-- Exercise inputs follows --

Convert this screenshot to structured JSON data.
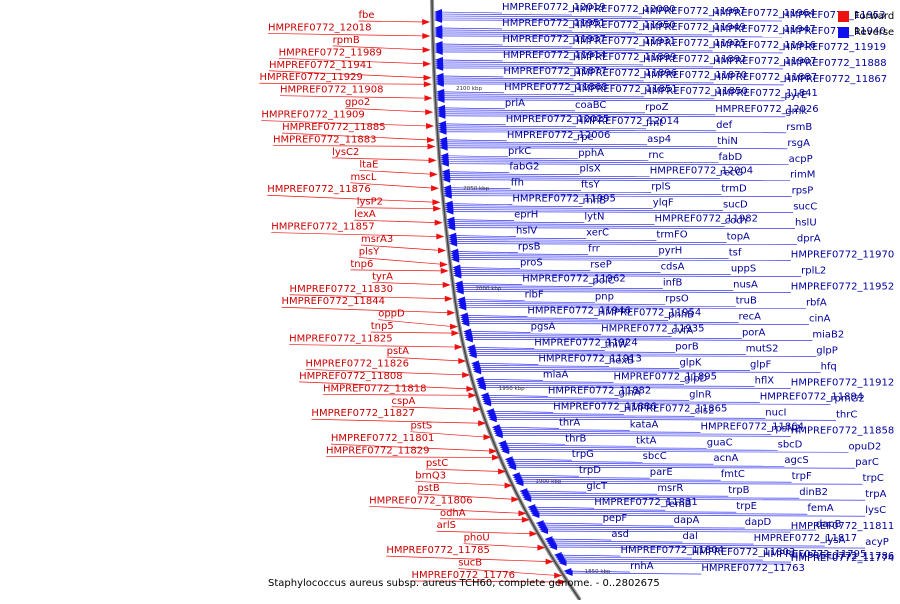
{
  "title": "Staphylococcus aureus subsp. aureus TCH60, complete genome. - 0..2802675",
  "legend": {
    "forward_label": "Forward",
    "reverse_label": "Reverse",
    "forward_color": "#ee1111",
    "reverse_color": "#1111ee"
  },
  "ticks": [
    "2100 kbp",
    "2050 kbp",
    "2000 kbp",
    "1950 kbp",
    "1900 kbp",
    "1850 kbp"
  ],
  "forward_labels": [
    "fbe",
    "HMPREF0772_12018",
    "rpmB",
    "HMPREF0772_11989",
    "HMPREF0772_11941",
    "HMPREF0772_11929",
    "HMPREF0772_11908",
    "gpo2",
    "HMPREF0772_11909",
    "HMPREF0772_11885",
    "HMPREF0772_11883",
    "lysC2",
    "ltaE",
    "mscL",
    "HMPREF0772_11876",
    "lysP2",
    "lexA",
    "HMPREF0772_11857",
    "msrA3",
    "plsY",
    "tnp6",
    "tyrA",
    "HMPREF0772_11830",
    "HMPREF0772_11844",
    "oppD",
    "tnp5",
    "HMPREF0772_11825",
    "pstA",
    "HMPREF0772_11826",
    "HMPREF0772_11808",
    "HMPREF0772_11818",
    "cspA",
    "HMPREF0772_11827",
    "pstS",
    "HMPREF0772_11801",
    "HMPREF0772_11829",
    "pstC",
    "brnQ3",
    "pstB",
    "HMPREF0772_11806",
    "odhA",
    "arlS",
    "phoU",
    "HMPREF0772_11785",
    "sucB",
    "HMPREF0772_11776"
  ],
  "reverse_labels": [
    "HMPREF0772_12019",
    "HMPREF0772_12000",
    "HMPREF0772_11997",
    "HMPREF0772_11964",
    "HMPREF0772_11953",
    "HMPREF0772_11951",
    "HMPREF0772_11950",
    "HMPREF0772_11949",
    "HMPREF0772_11947",
    "HMPREF0772_11940",
    "HMPREF0772_11937",
    "HMPREF0772_11931",
    "HMPREF0772_11925",
    "HMPREF0772_11916",
    "HMPREF0772_11919",
    "HMPREF0772_11914",
    "HMPREF0772_11899",
    "HMPREF0772_11892",
    "HMPREF0772_11907",
    "HMPREF0772_11888",
    "HMPREF0772_11877",
    "HMPREF0772_11896",
    "HMPREF0772_11870",
    "HMPREF0772_11887",
    "HMPREF0772_11867",
    "HMPREF0772_11868",
    "HMPREF0772_11851",
    "HMPREF0772_11850",
    "HMPREF0772_11841",
    "pyrE",
    "priA",
    "coaBC",
    "rpoZ",
    "HMPREF0772_12026",
    "gmk",
    "HMPREF0772_12025",
    "HMPREF0772_12014",
    "fmt",
    "def",
    "rsmB",
    "HMPREF0772_12006",
    "rpe",
    "asp4",
    "thiN",
    "rsgA",
    "prkC",
    "pphA",
    "rnc",
    "fabD",
    "acpP",
    "fabG2",
    "plsX",
    "HMPREF0772_12004",
    "recG",
    "rimM",
    "ffh",
    "ftsY",
    "rplS",
    "trmD",
    "rpsP",
    "HMPREF0772_11995",
    "rnhB",
    "ylqF",
    "sucD",
    "sucC",
    "eprH",
    "lytN",
    "HMPREF0772_11982",
    "codY",
    "hslU",
    "hslV",
    "xerC",
    "trmFO",
    "topA",
    "dprA",
    "rpsB",
    "frr",
    "pyrH",
    "tsf",
    "HMPREF0772_11970",
    "proS",
    "rseP",
    "cdsA",
    "uppS",
    "rplL2",
    "HMPREF0772_11962",
    "polC",
    "infB",
    "nusA",
    "HMPREF0772_11952",
    "ribF",
    "pnp",
    "rpsO",
    "truB",
    "rbfA",
    "HMPREF0772_11946",
    "HMPREF0772_11954",
    "phhB",
    "recA",
    "cinA",
    "pgsA",
    "HMPREF0772_11935",
    "cvfA",
    "porA",
    "miaB2",
    "HMPREF0772_11924",
    "thiW",
    "porB",
    "mutS2",
    "glpP",
    "HMPREF0772_11913",
    "hexB",
    "glpK",
    "glpF",
    "hfq",
    "miaA",
    "HMPREF0772_11895",
    "glpD",
    "hflX",
    "HMPREF0772_11912",
    "HMPREF0772_11882",
    "glnA",
    "glnR",
    "HMPREF0772_11894",
    "rpmG2",
    "HMPREF0772_11886",
    "HMPREF0772_11865",
    "cls2",
    "nucI",
    "thrC",
    "thrA",
    "kataA",
    "HMPREF0772_11864",
    "rpsN2",
    "HMPREF0772_11858",
    "thrB",
    "tktA",
    "guaC",
    "sbcD",
    "opuD2",
    "trpG",
    "sbcC",
    "acnA",
    "agcS",
    "parC",
    "trpD",
    "parE",
    "fmtC",
    "trpF",
    "trpC",
    "glcT",
    "msrR",
    "trpB",
    "dinB2",
    "trpA",
    "HMPREF0772_11831",
    "femB",
    "trpE",
    "femA",
    "lysC",
    "pepF",
    "dapA",
    "dapD",
    "dapB",
    "HMPREF0772_11811",
    "asd",
    "dal",
    "HMPREF0772_11817",
    "lysA",
    "acyP",
    "HMPREF0772_11804",
    "HMPREF0772_11803",
    "HMPREF0772_11795",
    "HMPREF0772_11786",
    "HMPREF0772_11774",
    "rnhA",
    "HMPREF0772_11763"
  ]
}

-- Exercise inputs concluded --

**Activity**
Give back all of the data exactly, but not the pictures.

**Response to this exercise**
Convert this screenshot to structured JSON data.
{
  "title": "Staphylococcus aureus subsp. aureus TCH60, complete genome. - 0..2802675",
  "legend": {
    "forward_label": "Forward",
    "reverse_label": "Reverse",
    "forward_color": "#ee1111",
    "reverse_color": "#1111ee"
  },
  "ticks": [
    "2100 kbp",
    "2050 kbp",
    "2000 kbp",
    "1950 kbp",
    "1900 kbp",
    "1850 kbp"
  ],
  "forward_labels": [
    "fbe",
    "HMPREF0772_12018",
    "rpmB",
    "HMPREF0772_11989",
    "HMPREF0772_11941",
    "HMPREF0772_11929",
    "HMPREF0772_11908",
    "gpo2",
    "HMPREF0772_11909",
    "HMPREF0772_11885",
    "HMPREF0772_11883",
    "lysC2",
    "ltaE",
    "mscL",
    "HMPREF0772_11876",
    "lysP2",
    "lexA",
    "HMPREF0772_11857",
    "msrA3",
    "plsY",
    "tnp6",
    "tyrA",
    "HMPREF0772_11830",
    "HMPREF0772_11844",
    "oppD",
    "tnp5",
    "HMPREF0772_11825",
    "pstA",
    "HMPREF0772_11826",
    "HMPREF0772_11808",
    "HMPREF0772_11818",
    "cspA",
    "HMPREF0772_11827",
    "pstS",
    "HMPREF0772_11801",
    "HMPREF0772_11829",
    "pstC",
    "brnQ3",
    "pstB",
    "HMPREF0772_11806",
    "odhA",
    "arlS",
    "phoU",
    "HMPREF0772_11785",
    "sucB",
    "HMPREF0772_11776"
  ],
  "reverse_labels": [
    "HMPREF0772_12019",
    "HMPREF0772_12000",
    "HMPREF0772_11997",
    "HMPREF0772_11964",
    "HMPREF0772_11953",
    "HMPREF0772_11951",
    "HMPREF0772_11950",
    "HMPREF0772_11949",
    "HMPREF0772_11947",
    "HMPREF0772_11940",
    "HMPREF0772_11937",
    "HMPREF0772_11931",
    "HMPREF0772_11925",
    "HMPREF0772_11916",
    "HMPREF0772_11919",
    "HMPREF0772_11914",
    "HMPREF0772_11899",
    "HMPREF0772_11892",
    "HMPREF0772_11907",
    "HMPREF0772_11888",
    "HMPREF0772_11877",
    "HMPREF0772_11896",
    "HMPREF0772_11870",
    "HMPREF0772_11887",
    "HMPREF0772_11867",
    "HMPREF0772_11868",
    "HMPREF0772_11851",
    "HMPREF0772_11850",
    "HMPREF0772_11841",
    "pyrE",
    "priA",
    "coaBC",
    "rpoZ",
    "HMPREF0772_12026",
    "gmk",
    "HMPREF0772_12025",
    "HMPREF0772_12014",
    "fmt",
    "def",
    "rsmB",
    "HMPREF0772_12006",
    "rpe",
    "asp4",
    "thiN",
    "rsgA",
    "prkC",
    "pphA",
    "rnc",
    "fabD",
    "acpP",
    "fabG2",
    "plsX",
    "HMPREF0772_12004",
    "recG",
    "rimM",
    "ffh",
    "ftsY",
    "rplS",
    "trmD",
    "rpsP",
    "HMPREF0772_11995",
    "rnhB",
    "ylqF",
    "sucD",
    "sucC",
    "eprH",
    "lytN",
    "HMPREF0772_11982",
    "codY",
    "hslU",
    "hslV",
    "xerC",
    "trmFO",
    "topA",
    "dprA",
    "rpsB",
    "frr",
    "pyrH",
    "tsf",
    "HMPREF0772_11970",
    "proS",
    "rseP",
    "cdsA",
    "uppS",
    "rplL2",
    "HMPREF0772_11962",
    "polC",
    "infB",
    "nusA",
    "HMPREF0772_11952",
    "ribF",
    "pnp",
    "rpsO",
    "truB",
    "rbfA",
    "HMPREF0772_11946",
    "HMPREF0772_11954",
    "phhB",
    "recA",
    "cinA",
    "pgsA",
    "HMPREF0772_11935",
    "cvfA",
    "porA",
    "miaB2",
    "HMPREF0772_11924",
    "thiW",
    "porB",
    "mutS2",
    "glpP",
    "HMPREF0772_11913",
    "hexB",
    "glpK",
    "glpF",
    "hfq",
    "miaA",
    "HMPREF0772_11895",
    "glpD",
    "hflX",
    "HMPREF0772_11912",
    "HMPREF0772_11882",
    "glnA",
    "glnR",
    "HMPREF0772_11894",
    "rpmG2",
    "HMPREF0772_11886",
    "HMPREF0772_11865",
    "cls2",
    "nucI",
    "thrC",
    "thrA",
    "kataA",
    "HMPREF0772_11864",
    "rpsN2",
    "HMPREF0772_11858",
    "thrB",
    "tktA",
    "guaC",
    "sbcD",
    "opuD2",
    "trpG",
    "sbcC",
    "acnA",
    "agcS",
    "parC",
    "trpD",
    "parE",
    "fmtC",
    "trpF",
    "trpC",
    "glcT",
    "msrR",
    "trpB",
    "dinB2",
    "trpA",
    "HMPREF0772_11831",
    "femB",
    "trpE",
    "femA",
    "lysC",
    "pepF",
    "dapA",
    "dapD",
    "dapB",
    "HMPREF0772_11811",
    "asd",
    "dal",
    "HMPREF0772_11817",
    "lysA",
    "acyP",
    "HMPREF0772_11804",
    "HMPREF0772_11803",
    "HMPREF0772_11795",
    "HMPREF0772_11786",
    "HMPREF0772_11774",
    "rnhA",
    "HMPREF0772_11763"
  ]
}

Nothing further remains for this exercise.